Make an exact copy of all the entries, but do not reproduce the pictures.

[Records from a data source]
________

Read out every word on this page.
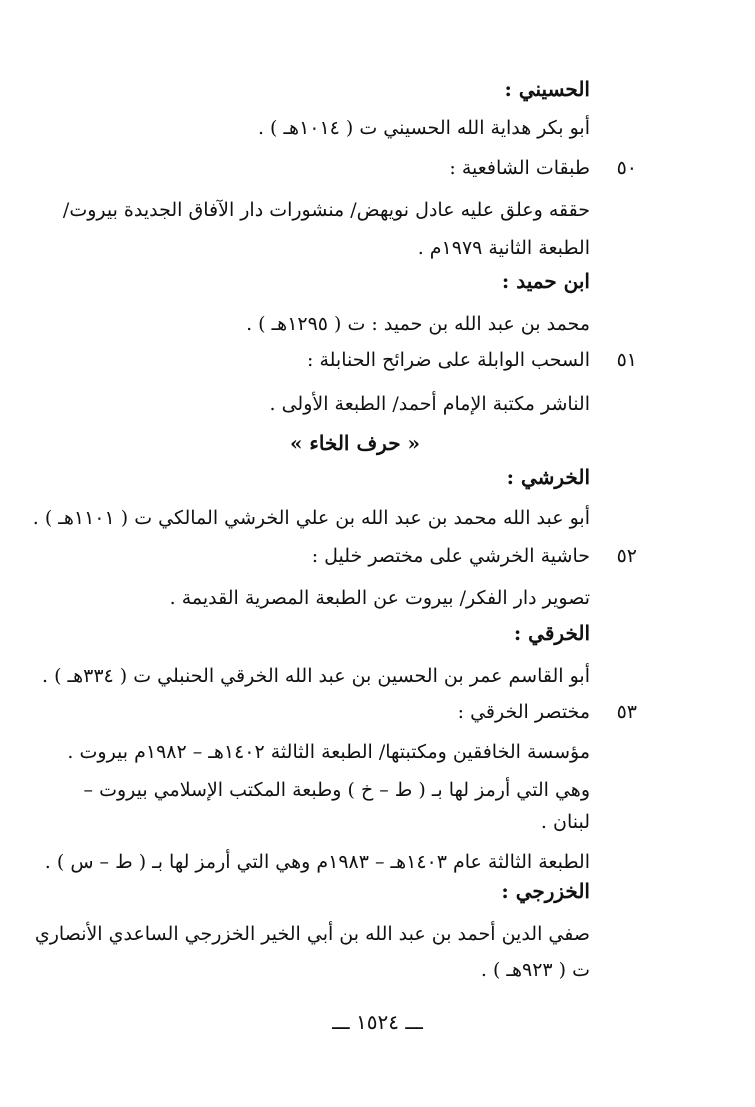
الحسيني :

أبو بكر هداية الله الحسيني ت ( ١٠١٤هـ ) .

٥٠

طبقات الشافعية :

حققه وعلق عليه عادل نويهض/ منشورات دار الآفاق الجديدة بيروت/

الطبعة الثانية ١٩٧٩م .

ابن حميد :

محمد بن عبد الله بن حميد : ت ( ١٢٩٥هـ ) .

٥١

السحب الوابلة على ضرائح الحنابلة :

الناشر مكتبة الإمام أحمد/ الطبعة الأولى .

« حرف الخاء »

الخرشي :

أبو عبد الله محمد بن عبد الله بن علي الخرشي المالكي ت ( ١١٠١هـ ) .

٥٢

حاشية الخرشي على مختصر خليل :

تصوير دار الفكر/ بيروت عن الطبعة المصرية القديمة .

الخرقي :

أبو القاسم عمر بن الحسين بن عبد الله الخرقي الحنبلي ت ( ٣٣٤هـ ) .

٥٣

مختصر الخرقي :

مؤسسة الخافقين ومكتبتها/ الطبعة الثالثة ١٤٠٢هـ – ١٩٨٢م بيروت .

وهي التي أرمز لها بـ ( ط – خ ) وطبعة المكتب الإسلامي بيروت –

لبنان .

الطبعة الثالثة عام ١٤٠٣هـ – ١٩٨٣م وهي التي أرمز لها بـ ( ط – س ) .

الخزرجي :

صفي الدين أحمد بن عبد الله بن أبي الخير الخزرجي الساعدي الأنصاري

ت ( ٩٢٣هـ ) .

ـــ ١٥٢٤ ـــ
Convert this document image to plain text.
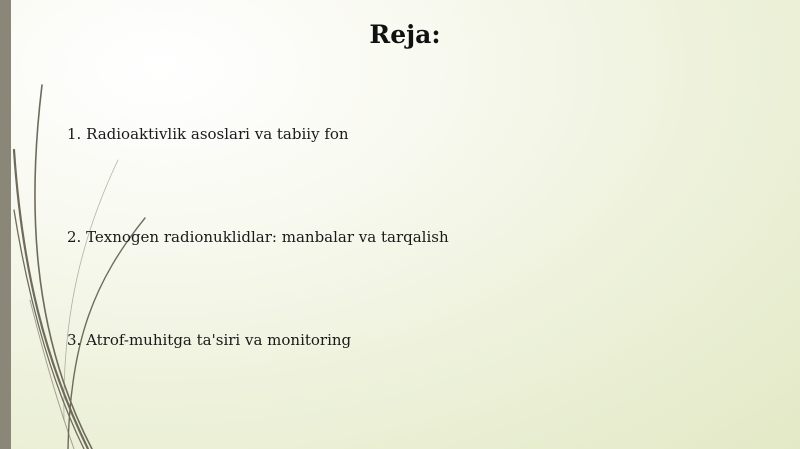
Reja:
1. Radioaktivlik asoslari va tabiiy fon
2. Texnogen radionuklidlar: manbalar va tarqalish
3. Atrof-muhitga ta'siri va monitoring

________

**Output**:
Read out every word on this page.
الحسيني :

أبو بكر هداية الله الحسيني ت ( ١٠١٤هـ ) .

٥٠

طبقات الشافعية :

حققه وعلق عليه عادل نويهض/ منشورات دار الآفاق الجديدة بيروت/

الطبعة الثانية ١٩٧٩م .

ابن حميد :

محمد بن عبد الله بن حميد : ت ( ١٢٩٥هـ ) .

٥١

السحب الوابلة على ضرائح الحنابلة :

الناشر مكتبة الإمام أحمد/ الطبعة الأولى .

« حرف الخاء »

الخرشي :

أبو عبد الله محمد بن عبد الله بن علي الخرشي المالكي ت ( ١١٠١هـ ) .

٥٢

حاشية الخرشي على مختصر خليل :

تصوير دار الفكر/ بيروت عن الطبعة المصرية القديمة .

الخرقي :

أبو القاسم عمر بن الحسين بن عبد الله الخرقي الحنبلي ت ( ٣٣٤هـ ) .

٥٣

مختصر الخرقي :

مؤسسة الخافقين ومكتبتها/ الطبعة الثالثة ١٤٠٢هـ – ١٩٨٢م بيروت .

وهي التي أرمز لها بـ ( ط – خ ) وطبعة المكتب الإسلامي بيروت –

لبنان .

الطبعة الثالثة عام ١٤٠٣هـ – ١٩٨٣م وهي التي أرمز لها بـ ( ط – س ) .

الخزرجي :

صفي الدين أحمد بن عبد الله بن أبي الخير الخزرجي الساعدي الأنصاري

ت ( ٩٢٣هـ ) .

ـــ ١٥٢٤ ـــ
Convert this document image to plain text.
Reja:
1. Radioaktivlik asoslari va tabiiy fon
2. Texnogen radionuklidlar: manbalar va tarqalish
3. Atrof-muhitga ta'siri va monitoring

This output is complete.